#### Data lines

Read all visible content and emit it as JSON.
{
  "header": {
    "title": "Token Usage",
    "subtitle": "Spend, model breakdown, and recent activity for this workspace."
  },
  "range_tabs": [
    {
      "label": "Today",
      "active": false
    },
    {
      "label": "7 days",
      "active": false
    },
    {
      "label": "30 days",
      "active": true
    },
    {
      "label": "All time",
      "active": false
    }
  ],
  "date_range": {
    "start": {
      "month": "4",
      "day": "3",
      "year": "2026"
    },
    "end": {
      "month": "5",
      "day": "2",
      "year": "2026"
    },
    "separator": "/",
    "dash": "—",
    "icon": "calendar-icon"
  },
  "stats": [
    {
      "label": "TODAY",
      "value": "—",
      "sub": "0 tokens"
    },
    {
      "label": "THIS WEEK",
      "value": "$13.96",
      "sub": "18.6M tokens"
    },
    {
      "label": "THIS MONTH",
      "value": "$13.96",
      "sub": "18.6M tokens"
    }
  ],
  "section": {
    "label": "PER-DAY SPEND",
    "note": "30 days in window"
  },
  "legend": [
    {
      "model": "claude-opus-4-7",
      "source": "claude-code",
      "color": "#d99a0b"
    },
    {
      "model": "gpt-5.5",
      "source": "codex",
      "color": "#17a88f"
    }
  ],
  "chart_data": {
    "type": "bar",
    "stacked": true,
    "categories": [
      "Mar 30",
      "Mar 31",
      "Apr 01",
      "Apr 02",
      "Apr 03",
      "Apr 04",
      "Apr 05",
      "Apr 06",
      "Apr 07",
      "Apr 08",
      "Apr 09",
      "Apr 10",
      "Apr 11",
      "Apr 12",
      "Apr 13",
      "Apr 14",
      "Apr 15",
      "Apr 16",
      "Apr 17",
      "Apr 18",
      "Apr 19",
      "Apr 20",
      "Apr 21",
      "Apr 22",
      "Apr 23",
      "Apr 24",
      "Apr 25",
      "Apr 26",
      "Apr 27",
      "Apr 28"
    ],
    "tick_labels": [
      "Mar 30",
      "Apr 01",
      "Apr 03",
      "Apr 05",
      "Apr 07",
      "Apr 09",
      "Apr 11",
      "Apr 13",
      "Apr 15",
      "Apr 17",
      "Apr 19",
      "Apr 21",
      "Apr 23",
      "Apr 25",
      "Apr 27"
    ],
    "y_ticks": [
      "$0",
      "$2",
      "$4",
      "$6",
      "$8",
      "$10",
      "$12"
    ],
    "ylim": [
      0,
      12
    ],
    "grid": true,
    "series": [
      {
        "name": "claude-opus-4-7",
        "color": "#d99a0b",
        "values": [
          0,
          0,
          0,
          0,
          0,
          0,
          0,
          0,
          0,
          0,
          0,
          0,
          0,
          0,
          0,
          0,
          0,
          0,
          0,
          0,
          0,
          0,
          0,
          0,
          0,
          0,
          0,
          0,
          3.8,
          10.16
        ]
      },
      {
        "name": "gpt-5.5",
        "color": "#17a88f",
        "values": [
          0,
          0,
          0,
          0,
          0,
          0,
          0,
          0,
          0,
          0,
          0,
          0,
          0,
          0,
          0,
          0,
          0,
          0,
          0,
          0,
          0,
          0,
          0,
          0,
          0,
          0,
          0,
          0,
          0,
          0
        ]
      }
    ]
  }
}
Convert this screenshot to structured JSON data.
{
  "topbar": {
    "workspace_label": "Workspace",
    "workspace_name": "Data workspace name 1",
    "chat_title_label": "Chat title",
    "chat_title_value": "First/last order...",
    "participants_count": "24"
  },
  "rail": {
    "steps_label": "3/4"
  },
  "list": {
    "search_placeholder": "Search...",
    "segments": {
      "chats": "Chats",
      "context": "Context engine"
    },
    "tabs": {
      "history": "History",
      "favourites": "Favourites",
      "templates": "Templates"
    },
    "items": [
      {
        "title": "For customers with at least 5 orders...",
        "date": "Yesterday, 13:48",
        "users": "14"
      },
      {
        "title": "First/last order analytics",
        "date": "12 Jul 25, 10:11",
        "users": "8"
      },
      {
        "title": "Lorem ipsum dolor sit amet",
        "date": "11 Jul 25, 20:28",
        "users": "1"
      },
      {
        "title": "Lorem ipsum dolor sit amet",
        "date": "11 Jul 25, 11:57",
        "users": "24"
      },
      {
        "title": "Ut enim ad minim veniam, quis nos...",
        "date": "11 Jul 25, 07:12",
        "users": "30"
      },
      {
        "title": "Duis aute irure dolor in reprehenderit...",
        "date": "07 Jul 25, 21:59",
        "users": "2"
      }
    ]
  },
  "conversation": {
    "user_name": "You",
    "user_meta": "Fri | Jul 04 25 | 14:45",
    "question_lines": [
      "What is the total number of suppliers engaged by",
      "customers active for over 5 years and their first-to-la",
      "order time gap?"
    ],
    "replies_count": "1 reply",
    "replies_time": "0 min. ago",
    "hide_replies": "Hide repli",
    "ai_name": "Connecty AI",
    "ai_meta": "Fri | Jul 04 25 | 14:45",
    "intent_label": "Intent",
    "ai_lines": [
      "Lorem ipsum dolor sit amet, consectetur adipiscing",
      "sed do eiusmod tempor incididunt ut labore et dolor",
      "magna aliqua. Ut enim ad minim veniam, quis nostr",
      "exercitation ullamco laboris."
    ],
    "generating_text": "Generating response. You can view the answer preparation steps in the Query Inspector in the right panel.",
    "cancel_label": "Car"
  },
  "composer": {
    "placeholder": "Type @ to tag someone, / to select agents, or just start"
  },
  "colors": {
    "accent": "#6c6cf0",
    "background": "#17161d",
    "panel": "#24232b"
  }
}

########

*Exercise brief*
Using the data above, repeat every line exactly.

*Exercise result*
Read all visible content and emit it as JSON.
{
  "header": {
    "title": "Token Usage",
    "subtitle": "Spend, model breakdown, and recent activity for this workspace."
  },
  "range_tabs": [
    {
      "label": "Today",
      "active": false
    },
    {
      "label": "7 days",
      "active": false
    },
    {
      "label": "30 days",
      "active": true
    },
    {
      "label": "All time",
      "active": false
    }
  ],
  "date_range": {
    "start": {
      "month": "4",
      "day": "3",
      "year": "2026"
    },
    "end": {
      "month": "5",
      "day": "2",
      "year": "2026"
    },
    "separator": "/",
    "dash": "—",
    "icon": "calendar-icon"
  },
  "stats": [
    {
      "label": "TODAY",
      "value": "—",
      "sub": "0 tokens"
    },
    {
      "label": "THIS WEEK",
      "value": "$13.96",
      "sub": "18.6M tokens"
    },
    {
      "label": "THIS MONTH",
      "value": "$13.96",
      "sub": "18.6M tokens"
    }
  ],
  "section": {
    "label": "PER-DAY SPEND",
    "note": "30 days in window"
  },
  "legend": [
    {
      "model": "claude-opus-4-7",
      "source": "claude-code",
      "color": "#d99a0b"
    },
    {
      "model": "gpt-5.5",
      "source": "codex",
      "color": "#17a88f"
    }
  ],
  "chart_data": {
    "type": "bar",
    "stacked": true,
    "categories": [
      "Mar 30",
      "Mar 31",
      "Apr 01",
      "Apr 02",
      "Apr 03",
      "Apr 04",
      "Apr 05",
      "Apr 06",
      "Apr 07",
      "Apr 08",
      "Apr 09",
      "Apr 10",
      "Apr 11",
      "Apr 12",
      "Apr 13",
      "Apr 14",
      "Apr 15",
      "Apr 16",
      "Apr 17",
      "Apr 18",
      "Apr 19",
      "Apr 20",
      "Apr 21",
      "Apr 22",
      "Apr 23",
      "Apr 24",
      "Apr 25",
      "Apr 26",
      "Apr 27",
      "Apr 28"
    ],
    "tick_labels": [
      "Mar 30",
      "Apr 01",
      "Apr 03",
      "Apr 05",
      "Apr 07",
      "Apr 09",
      "Apr 11",
      "Apr 13",
      "Apr 15",
      "Apr 17",
      "Apr 19",
      "Apr 21",
      "Apr 23",
      "Apr 25",
      "Apr 27"
    ],
    "y_ticks": [
      "$0",
      "$2",
      "$4",
      "$6",
      "$8",
      "$10",
      "$12"
    ],
    "ylim": [
      0,
      12
    ],
    "grid": true,
    "series": [
      {
        "name": "claude-opus-4-7",
        "color": "#d99a0b",
        "values": [
          0,
          0,
          0,
          0,
          0,
          0,
          0,
          0,
          0,
          0,
          0,
          0,
          0,
          0,
          0,
          0,
          0,
          0,
          0,
          0,
          0,
          0,
          0,
          0,
          0,
          0,
          0,
          0,
          3.8,
          10.16
        ]
      },
      {
        "name": "gpt-5.5",
        "color": "#17a88f",
        "values": [
          0,
          0,
          0,
          0,
          0,
          0,
          0,
          0,
          0,
          0,
          0,
          0,
          0,
          0,
          0,
          0,
          0,
          0,
          0,
          0,
          0,
          0,
          0,
          0,
          0,
          0,
          0,
          0,
          0,
          0
        ]
      }
    ]
  }
}
Convert this screenshot to structured JSON data.
{
  "topbar": {
    "workspace_label": "Workspace",
    "workspace_name": "Data workspace name 1",
    "chat_title_label": "Chat title",
    "chat_title_value": "First/last order...",
    "participants_count": "24"
  },
  "rail": {
    "steps_label": "3/4"
  },
  "list": {
    "search_placeholder": "Search...",
    "segments": {
      "chats": "Chats",
      "context": "Context engine"
    },
    "tabs": {
      "history": "History",
      "favourites": "Favourites",
      "templates": "Templates"
    },
    "items": [
      {
        "title": "For customers with at least 5 orders...",
        "date": "Yesterday, 13:48",
        "users": "14"
      },
      {
        "title": "First/last order analytics",
        "date": "12 Jul 25, 10:11",
        "users": "8"
      },
      {
        "title": "Lorem ipsum dolor sit amet",
        "date": "11 Jul 25, 20:28",
        "users": "1"
      },
      {
        "title": "Lorem ipsum dolor sit amet",
        "date": "11 Jul 25, 11:57",
        "users": "24"
      },
      {
        "title": "Ut enim ad minim veniam, quis nos...",
        "date": "11 Jul 25, 07:12",
        "users": "30"
      },
      {
        "title": "Duis aute irure dolor in reprehenderit...",
        "date": "07 Jul 25, 21:59",
        "users": "2"
      }
    ]
  },
  "conversation": {
    "user_name": "You",
    "user_meta": "Fri | Jul 04 25 | 14:45",
    "question_lines": [
      "What is the total number of suppliers engaged by",
      "customers active for over 5 years and their first-to-la",
      "order time gap?"
    ],
    "replies_count": "1 reply",
    "replies_time": "0 min. ago",
    "hide_replies": "Hide repli",
    "ai_name": "Connecty AI",
    "ai_meta": "Fri | Jul 04 25 | 14:45",
    "intent_label": "Intent",
    "ai_lines": [
      "Lorem ipsum dolor sit amet, consectetur adipiscing",
      "sed do eiusmod tempor incididunt ut labore et dolor",
      "magna aliqua. Ut enim ad minim veniam, quis nostr",
      "exercitation ullamco laboris."
    ],
    "generating_text": "Generating response. You can view the answer preparation steps in the Query Inspector in the right panel.",
    "cancel_label": "Car"
  },
  "composer": {
    "placeholder": "Type @ to tag someone, / to select agents, or just start"
  },
  "colors": {
    "accent": "#6c6cf0",
    "background": "#17161d",
    "panel": "#24232b"
  }
}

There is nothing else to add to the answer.